- _Work to be completed_
Pick out and copy every line below that has the word "foals".

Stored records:

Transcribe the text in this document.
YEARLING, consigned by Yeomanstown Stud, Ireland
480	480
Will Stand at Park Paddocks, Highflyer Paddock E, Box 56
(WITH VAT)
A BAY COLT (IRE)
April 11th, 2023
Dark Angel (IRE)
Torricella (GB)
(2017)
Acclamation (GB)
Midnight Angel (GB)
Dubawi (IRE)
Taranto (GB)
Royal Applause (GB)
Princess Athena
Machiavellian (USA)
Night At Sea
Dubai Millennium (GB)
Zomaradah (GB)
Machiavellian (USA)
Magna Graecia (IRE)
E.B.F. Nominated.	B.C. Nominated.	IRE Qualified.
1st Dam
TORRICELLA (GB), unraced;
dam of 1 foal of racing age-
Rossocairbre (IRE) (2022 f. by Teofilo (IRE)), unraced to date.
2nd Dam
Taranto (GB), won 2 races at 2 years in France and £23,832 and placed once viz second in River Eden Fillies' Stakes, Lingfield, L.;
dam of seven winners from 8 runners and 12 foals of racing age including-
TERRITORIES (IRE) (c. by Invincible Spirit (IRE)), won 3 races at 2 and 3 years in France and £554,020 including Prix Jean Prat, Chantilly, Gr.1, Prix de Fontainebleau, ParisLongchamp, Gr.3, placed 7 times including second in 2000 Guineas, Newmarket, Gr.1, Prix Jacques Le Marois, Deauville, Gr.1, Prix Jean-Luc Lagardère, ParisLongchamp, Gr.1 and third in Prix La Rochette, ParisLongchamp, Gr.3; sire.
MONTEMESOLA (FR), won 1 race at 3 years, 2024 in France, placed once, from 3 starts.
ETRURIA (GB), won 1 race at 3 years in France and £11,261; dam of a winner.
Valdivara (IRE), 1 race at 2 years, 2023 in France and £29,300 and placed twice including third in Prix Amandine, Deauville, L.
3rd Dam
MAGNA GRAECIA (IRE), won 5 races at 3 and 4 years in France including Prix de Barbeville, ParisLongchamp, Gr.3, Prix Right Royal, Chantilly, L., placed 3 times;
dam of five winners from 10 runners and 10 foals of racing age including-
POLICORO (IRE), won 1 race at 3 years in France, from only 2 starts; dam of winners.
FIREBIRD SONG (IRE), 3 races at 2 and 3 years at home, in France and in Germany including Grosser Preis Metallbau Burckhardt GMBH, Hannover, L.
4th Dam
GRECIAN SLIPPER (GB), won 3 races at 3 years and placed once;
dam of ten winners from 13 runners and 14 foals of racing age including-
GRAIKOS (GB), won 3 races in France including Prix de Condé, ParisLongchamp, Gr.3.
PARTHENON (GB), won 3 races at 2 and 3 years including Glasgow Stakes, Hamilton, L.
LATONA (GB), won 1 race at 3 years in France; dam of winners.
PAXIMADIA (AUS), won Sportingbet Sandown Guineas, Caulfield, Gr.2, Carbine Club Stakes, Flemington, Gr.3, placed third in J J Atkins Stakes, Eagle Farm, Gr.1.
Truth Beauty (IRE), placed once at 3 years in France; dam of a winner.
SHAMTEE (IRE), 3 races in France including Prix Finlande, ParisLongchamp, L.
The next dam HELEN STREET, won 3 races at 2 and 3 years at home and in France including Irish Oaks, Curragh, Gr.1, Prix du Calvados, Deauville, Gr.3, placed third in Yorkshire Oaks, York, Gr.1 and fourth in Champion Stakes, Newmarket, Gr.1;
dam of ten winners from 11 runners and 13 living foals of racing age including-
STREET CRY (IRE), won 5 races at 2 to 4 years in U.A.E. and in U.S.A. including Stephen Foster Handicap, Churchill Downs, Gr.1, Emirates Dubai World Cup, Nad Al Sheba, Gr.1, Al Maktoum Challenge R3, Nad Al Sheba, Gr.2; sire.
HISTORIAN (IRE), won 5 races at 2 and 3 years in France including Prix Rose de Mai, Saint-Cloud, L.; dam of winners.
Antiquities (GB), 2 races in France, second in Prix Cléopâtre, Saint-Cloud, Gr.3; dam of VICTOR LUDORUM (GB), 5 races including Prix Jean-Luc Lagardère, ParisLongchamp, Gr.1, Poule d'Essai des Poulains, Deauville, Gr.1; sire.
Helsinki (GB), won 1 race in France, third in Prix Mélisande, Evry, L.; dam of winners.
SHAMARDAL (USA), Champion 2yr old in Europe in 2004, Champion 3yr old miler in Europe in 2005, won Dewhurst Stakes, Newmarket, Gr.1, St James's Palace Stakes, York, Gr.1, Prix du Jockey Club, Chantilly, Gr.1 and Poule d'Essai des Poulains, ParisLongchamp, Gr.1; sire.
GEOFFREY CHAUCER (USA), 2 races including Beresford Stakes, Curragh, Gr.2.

- _Task answer_
dam of seven winners from 8 runners and 12 foals of racing age including-
dam of five winners from 10 runners and 10 foals of racing age including-
dam of ten winners from 13 runners and 14 foals of racing age including-
dam of ten winners from 11 runners and 13 living foals of racing age including-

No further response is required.